How many lines in the records below hold the string "database"? Please answer with the number and nothing more.
======== ENTRIES SHOWN
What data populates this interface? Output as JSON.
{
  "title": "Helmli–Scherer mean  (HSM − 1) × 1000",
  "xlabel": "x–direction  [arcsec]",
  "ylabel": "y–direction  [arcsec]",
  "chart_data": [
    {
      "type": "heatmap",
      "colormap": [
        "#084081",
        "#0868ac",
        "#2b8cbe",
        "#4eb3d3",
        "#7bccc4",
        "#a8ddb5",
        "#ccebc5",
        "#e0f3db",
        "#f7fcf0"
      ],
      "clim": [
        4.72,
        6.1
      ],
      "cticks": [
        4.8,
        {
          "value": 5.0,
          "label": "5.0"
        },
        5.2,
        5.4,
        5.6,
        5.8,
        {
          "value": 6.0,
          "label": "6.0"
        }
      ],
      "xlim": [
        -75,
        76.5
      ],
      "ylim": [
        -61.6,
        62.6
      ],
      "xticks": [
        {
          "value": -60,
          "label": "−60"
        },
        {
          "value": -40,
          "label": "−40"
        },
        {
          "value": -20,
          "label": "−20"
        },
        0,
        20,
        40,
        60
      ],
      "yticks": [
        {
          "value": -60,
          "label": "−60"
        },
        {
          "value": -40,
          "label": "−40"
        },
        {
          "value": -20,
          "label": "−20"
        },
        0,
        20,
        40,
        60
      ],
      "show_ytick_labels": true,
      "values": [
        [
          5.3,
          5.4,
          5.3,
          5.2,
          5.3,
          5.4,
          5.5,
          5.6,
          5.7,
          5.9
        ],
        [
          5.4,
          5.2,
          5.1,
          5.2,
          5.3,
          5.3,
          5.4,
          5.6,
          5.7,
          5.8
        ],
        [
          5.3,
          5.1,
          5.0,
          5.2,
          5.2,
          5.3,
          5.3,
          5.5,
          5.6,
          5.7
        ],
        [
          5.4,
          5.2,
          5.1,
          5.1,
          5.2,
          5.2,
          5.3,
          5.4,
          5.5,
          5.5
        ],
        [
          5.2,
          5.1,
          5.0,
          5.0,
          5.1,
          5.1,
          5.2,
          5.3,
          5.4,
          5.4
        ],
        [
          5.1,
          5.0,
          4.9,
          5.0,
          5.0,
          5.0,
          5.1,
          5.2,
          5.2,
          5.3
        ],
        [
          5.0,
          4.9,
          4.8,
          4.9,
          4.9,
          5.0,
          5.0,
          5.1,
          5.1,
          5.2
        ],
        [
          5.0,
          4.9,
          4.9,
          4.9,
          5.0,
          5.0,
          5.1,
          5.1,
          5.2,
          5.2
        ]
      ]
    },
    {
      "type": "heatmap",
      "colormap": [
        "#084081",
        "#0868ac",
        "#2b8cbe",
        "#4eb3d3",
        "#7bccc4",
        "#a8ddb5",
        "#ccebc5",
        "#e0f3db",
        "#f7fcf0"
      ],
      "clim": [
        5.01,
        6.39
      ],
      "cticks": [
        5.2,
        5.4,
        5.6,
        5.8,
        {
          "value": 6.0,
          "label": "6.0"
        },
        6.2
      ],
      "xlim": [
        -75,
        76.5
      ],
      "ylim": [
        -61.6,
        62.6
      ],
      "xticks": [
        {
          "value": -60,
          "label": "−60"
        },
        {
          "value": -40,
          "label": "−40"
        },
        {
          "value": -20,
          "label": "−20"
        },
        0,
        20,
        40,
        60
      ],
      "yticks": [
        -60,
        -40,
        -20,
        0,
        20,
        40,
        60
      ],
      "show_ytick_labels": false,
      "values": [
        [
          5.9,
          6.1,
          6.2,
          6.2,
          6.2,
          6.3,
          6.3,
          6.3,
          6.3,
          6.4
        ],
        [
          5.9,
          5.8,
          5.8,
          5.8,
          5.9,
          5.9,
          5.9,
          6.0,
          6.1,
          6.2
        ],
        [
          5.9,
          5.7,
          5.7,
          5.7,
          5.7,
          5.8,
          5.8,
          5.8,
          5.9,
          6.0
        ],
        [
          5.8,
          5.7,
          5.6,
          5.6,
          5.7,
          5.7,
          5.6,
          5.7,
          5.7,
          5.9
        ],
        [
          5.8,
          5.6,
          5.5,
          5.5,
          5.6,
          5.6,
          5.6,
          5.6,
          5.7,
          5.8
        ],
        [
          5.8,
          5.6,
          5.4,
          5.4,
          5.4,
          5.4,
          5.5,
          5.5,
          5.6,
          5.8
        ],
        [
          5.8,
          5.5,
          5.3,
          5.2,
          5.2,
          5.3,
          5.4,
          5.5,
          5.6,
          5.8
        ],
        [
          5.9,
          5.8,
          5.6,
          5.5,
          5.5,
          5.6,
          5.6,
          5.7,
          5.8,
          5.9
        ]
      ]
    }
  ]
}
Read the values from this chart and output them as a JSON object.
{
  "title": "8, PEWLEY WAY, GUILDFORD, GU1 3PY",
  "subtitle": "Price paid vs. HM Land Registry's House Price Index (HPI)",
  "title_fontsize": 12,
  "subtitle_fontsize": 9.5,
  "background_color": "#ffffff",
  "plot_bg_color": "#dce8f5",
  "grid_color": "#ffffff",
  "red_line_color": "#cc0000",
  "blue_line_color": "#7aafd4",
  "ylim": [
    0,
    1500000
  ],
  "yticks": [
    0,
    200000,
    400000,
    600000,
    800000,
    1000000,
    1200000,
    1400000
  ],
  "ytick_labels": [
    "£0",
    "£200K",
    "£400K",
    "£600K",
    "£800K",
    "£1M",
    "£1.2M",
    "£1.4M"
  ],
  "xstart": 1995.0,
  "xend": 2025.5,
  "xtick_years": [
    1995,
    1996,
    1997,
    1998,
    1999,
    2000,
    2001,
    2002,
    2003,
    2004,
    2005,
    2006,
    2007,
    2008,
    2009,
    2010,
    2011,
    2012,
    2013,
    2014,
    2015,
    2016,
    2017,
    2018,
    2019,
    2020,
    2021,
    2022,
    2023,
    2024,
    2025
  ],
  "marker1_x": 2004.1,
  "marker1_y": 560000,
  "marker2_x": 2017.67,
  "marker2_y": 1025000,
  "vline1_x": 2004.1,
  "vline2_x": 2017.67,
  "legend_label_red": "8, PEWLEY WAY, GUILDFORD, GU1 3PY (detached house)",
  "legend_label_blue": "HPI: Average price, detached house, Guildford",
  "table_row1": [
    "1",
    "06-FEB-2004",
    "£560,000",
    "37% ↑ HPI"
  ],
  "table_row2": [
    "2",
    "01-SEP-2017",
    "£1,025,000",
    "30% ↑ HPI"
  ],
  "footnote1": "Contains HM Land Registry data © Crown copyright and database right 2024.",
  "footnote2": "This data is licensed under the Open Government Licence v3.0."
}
================
======== ENTRIES SHOWN
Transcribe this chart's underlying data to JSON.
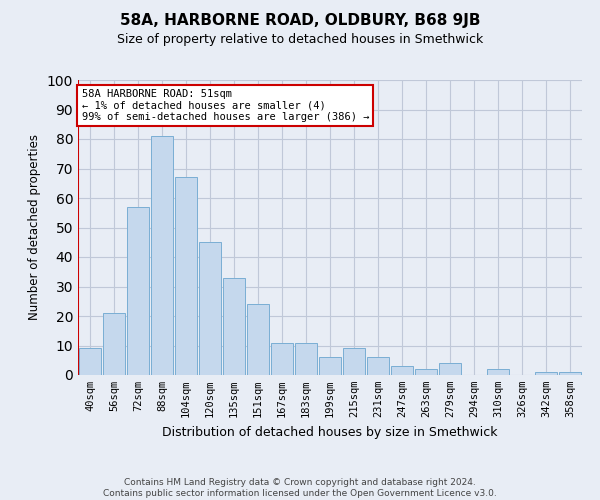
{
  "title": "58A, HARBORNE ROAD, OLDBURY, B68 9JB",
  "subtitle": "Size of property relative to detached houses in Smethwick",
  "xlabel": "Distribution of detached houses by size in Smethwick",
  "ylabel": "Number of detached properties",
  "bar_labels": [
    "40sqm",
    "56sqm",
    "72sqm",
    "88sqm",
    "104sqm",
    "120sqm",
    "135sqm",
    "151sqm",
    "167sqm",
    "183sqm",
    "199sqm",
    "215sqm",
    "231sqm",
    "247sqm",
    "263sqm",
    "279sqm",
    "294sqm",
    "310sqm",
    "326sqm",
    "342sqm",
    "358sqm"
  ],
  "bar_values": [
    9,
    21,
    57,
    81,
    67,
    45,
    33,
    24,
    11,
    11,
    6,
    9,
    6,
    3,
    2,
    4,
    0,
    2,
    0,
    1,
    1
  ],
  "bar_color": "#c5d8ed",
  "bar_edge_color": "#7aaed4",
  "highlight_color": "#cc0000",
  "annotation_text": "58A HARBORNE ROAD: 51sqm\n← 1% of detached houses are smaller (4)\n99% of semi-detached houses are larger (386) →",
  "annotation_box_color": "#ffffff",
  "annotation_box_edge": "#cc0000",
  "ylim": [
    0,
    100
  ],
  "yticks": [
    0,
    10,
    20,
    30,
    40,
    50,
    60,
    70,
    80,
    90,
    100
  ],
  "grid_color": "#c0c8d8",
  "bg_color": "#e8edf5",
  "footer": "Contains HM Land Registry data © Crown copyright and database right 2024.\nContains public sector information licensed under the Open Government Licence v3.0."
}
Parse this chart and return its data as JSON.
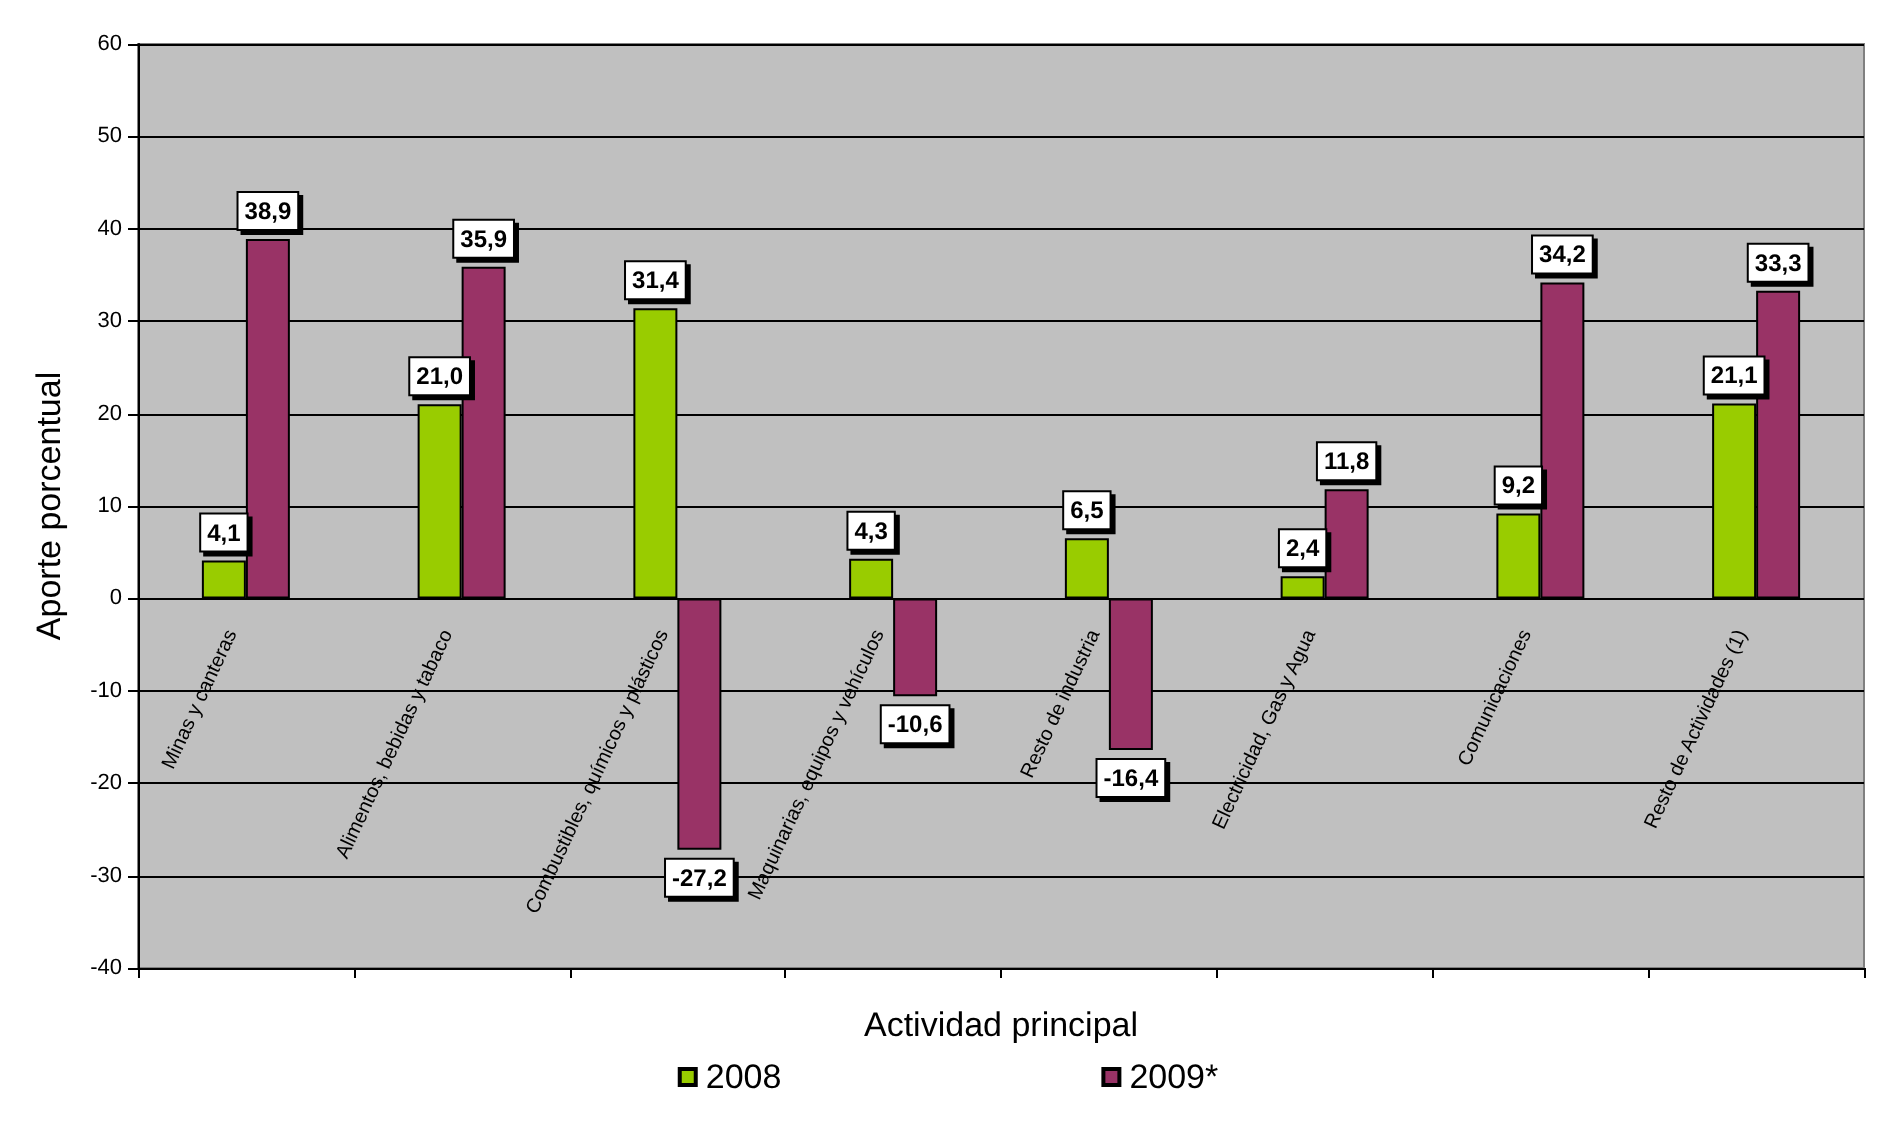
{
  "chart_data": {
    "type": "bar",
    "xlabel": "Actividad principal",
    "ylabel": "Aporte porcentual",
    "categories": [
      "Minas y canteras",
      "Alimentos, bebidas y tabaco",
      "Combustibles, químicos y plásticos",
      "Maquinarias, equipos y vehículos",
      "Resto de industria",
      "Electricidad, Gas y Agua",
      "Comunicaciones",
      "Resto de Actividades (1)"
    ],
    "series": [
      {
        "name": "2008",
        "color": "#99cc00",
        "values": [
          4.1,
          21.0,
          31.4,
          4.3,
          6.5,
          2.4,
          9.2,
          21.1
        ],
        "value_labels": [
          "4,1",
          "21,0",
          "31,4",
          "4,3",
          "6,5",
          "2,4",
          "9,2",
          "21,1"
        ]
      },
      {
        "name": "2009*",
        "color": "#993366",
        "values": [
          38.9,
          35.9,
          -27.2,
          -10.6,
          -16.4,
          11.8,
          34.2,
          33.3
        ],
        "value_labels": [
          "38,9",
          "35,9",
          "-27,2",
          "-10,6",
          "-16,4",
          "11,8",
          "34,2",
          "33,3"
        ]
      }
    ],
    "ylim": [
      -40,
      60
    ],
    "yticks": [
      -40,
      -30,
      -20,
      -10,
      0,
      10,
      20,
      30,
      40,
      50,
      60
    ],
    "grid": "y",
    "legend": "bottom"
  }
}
================
WRITTEN REPLY: 2